TASK INPUTS ->

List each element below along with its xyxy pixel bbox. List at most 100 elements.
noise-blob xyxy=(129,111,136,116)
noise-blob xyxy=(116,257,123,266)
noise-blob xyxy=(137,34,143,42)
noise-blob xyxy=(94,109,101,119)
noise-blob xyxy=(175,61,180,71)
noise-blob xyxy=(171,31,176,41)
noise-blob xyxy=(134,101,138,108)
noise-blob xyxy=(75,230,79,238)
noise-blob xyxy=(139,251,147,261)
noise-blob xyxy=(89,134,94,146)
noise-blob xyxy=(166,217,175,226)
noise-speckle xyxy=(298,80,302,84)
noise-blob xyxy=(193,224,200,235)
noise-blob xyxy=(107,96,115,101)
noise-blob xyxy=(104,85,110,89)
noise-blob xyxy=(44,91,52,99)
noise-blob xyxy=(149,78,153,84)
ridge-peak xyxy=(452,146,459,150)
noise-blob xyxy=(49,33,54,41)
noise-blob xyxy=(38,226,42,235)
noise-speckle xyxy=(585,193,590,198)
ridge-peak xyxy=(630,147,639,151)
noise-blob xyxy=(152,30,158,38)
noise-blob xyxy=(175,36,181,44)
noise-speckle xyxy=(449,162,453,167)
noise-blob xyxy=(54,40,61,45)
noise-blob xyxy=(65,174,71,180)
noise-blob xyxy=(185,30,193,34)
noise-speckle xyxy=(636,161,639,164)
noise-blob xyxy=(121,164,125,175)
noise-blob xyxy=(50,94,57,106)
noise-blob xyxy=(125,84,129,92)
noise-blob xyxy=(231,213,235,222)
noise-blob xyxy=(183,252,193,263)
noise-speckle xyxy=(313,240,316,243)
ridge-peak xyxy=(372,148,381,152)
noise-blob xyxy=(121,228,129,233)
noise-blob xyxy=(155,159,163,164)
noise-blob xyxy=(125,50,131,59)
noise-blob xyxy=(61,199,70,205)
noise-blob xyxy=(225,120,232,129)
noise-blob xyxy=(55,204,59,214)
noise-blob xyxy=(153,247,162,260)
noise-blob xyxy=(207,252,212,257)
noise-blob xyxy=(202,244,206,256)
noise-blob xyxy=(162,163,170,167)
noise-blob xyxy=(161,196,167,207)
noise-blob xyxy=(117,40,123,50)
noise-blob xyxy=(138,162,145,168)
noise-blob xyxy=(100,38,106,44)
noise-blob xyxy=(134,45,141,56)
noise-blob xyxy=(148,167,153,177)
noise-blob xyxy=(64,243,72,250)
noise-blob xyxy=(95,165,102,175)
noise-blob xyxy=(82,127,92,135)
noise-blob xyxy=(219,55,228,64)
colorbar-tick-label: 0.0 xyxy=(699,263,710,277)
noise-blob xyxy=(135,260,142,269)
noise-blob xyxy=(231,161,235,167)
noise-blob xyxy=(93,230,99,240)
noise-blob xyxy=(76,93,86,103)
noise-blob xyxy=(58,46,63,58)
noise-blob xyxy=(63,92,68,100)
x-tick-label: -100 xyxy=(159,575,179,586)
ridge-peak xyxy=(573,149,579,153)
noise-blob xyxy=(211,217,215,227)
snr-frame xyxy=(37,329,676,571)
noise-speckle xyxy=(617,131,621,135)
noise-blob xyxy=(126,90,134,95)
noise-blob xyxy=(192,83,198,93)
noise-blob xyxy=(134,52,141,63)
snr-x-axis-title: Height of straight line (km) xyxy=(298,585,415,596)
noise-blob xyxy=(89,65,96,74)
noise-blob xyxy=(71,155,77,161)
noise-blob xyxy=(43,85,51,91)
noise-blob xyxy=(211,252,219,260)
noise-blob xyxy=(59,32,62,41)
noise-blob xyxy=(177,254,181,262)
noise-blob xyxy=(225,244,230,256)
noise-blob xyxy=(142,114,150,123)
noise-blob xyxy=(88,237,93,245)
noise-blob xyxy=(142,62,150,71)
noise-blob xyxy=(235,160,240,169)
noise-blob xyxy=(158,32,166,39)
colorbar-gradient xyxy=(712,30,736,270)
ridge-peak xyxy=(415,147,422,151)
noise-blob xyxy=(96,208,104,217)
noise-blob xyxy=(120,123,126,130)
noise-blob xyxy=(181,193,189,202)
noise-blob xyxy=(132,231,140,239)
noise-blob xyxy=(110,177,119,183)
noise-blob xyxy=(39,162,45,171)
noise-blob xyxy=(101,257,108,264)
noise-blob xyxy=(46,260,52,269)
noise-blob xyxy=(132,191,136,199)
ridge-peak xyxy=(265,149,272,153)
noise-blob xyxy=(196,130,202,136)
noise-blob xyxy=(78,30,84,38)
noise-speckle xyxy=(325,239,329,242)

TASK INSTRUCTIONS -> Copy every row above word for word, without changing anything.

FULL SOLUTION ->
List each element below along with its xyxy pixel bbox. List at most 100 elements.
noise-blob xyxy=(129,111,136,116)
noise-blob xyxy=(116,257,123,266)
noise-blob xyxy=(137,34,143,42)
noise-blob xyxy=(94,109,101,119)
noise-blob xyxy=(175,61,180,71)
noise-blob xyxy=(171,31,176,41)
noise-blob xyxy=(134,101,138,108)
noise-blob xyxy=(75,230,79,238)
noise-blob xyxy=(139,251,147,261)
noise-blob xyxy=(89,134,94,146)
noise-blob xyxy=(166,217,175,226)
noise-speckle xyxy=(298,80,302,84)
noise-blob xyxy=(193,224,200,235)
noise-blob xyxy=(107,96,115,101)
noise-blob xyxy=(104,85,110,89)
noise-blob xyxy=(44,91,52,99)
noise-blob xyxy=(149,78,153,84)
ridge-peak xyxy=(452,146,459,150)
noise-blob xyxy=(49,33,54,41)
noise-blob xyxy=(38,226,42,235)
noise-speckle xyxy=(585,193,590,198)
ridge-peak xyxy=(630,147,639,151)
noise-blob xyxy=(152,30,158,38)
noise-blob xyxy=(175,36,181,44)
noise-speckle xyxy=(449,162,453,167)
noise-blob xyxy=(54,40,61,45)
noise-blob xyxy=(65,174,71,180)
noise-blob xyxy=(185,30,193,34)
noise-speckle xyxy=(636,161,639,164)
noise-blob xyxy=(121,164,125,175)
noise-blob xyxy=(50,94,57,106)
noise-blob xyxy=(125,84,129,92)
noise-blob xyxy=(231,213,235,222)
noise-blob xyxy=(183,252,193,263)
noise-speckle xyxy=(313,240,316,243)
ridge-peak xyxy=(372,148,381,152)
noise-blob xyxy=(121,228,129,233)
noise-blob xyxy=(155,159,163,164)
noise-blob xyxy=(125,50,131,59)
noise-blob xyxy=(61,199,70,205)
noise-blob xyxy=(225,120,232,129)
noise-blob xyxy=(55,204,59,214)
noise-blob xyxy=(153,247,162,260)
noise-blob xyxy=(207,252,212,257)
noise-blob xyxy=(202,244,206,256)
noise-blob xyxy=(162,163,170,167)
noise-blob xyxy=(161,196,167,207)
noise-blob xyxy=(117,40,123,50)
noise-blob xyxy=(138,162,145,168)
noise-blob xyxy=(100,38,106,44)
noise-blob xyxy=(134,45,141,56)
noise-blob xyxy=(148,167,153,177)
noise-blob xyxy=(64,243,72,250)
noise-blob xyxy=(95,165,102,175)
noise-blob xyxy=(82,127,92,135)
noise-blob xyxy=(219,55,228,64)
colorbar-tick-label: 0.0 xyxy=(699,263,710,277)
noise-blob xyxy=(135,260,142,269)
noise-blob xyxy=(231,161,235,167)
noise-blob xyxy=(93,230,99,240)
noise-blob xyxy=(76,93,86,103)
noise-blob xyxy=(58,46,63,58)
noise-blob xyxy=(63,92,68,100)
x-tick-label: -100 xyxy=(159,575,179,586)
ridge-peak xyxy=(573,149,579,153)
noise-blob xyxy=(211,217,215,227)
snr-frame xyxy=(37,329,676,571)
noise-speckle xyxy=(617,131,621,135)
noise-blob xyxy=(126,90,134,95)
noise-blob xyxy=(192,83,198,93)
noise-blob xyxy=(134,52,141,63)
snr-x-axis-title: Height of straight line (km) xyxy=(298,585,415,596)
noise-blob xyxy=(89,65,96,74)
noise-blob xyxy=(71,155,77,161)
noise-blob xyxy=(43,85,51,91)
noise-blob xyxy=(211,252,219,260)
noise-blob xyxy=(59,32,62,41)
noise-blob xyxy=(177,254,181,262)
noise-blob xyxy=(225,244,230,256)
noise-blob xyxy=(142,114,150,123)
noise-blob xyxy=(88,237,93,245)
noise-blob xyxy=(142,62,150,71)
noise-blob xyxy=(235,160,240,169)
noise-blob xyxy=(158,32,166,39)
colorbar-gradient xyxy=(712,30,736,270)
ridge-peak xyxy=(415,147,422,151)
noise-blob xyxy=(96,208,104,217)
noise-blob xyxy=(120,123,126,130)
noise-blob xyxy=(181,193,189,202)
noise-blob xyxy=(132,231,140,239)
noise-blob xyxy=(110,177,119,183)
noise-blob xyxy=(39,162,45,171)
noise-blob xyxy=(101,257,108,264)
noise-blob xyxy=(46,260,52,269)
noise-blob xyxy=(132,191,136,199)
ridge-peak xyxy=(265,149,272,153)
noise-blob xyxy=(196,130,202,136)
noise-blob xyxy=(78,30,84,38)
noise-speckle xyxy=(325,239,329,242)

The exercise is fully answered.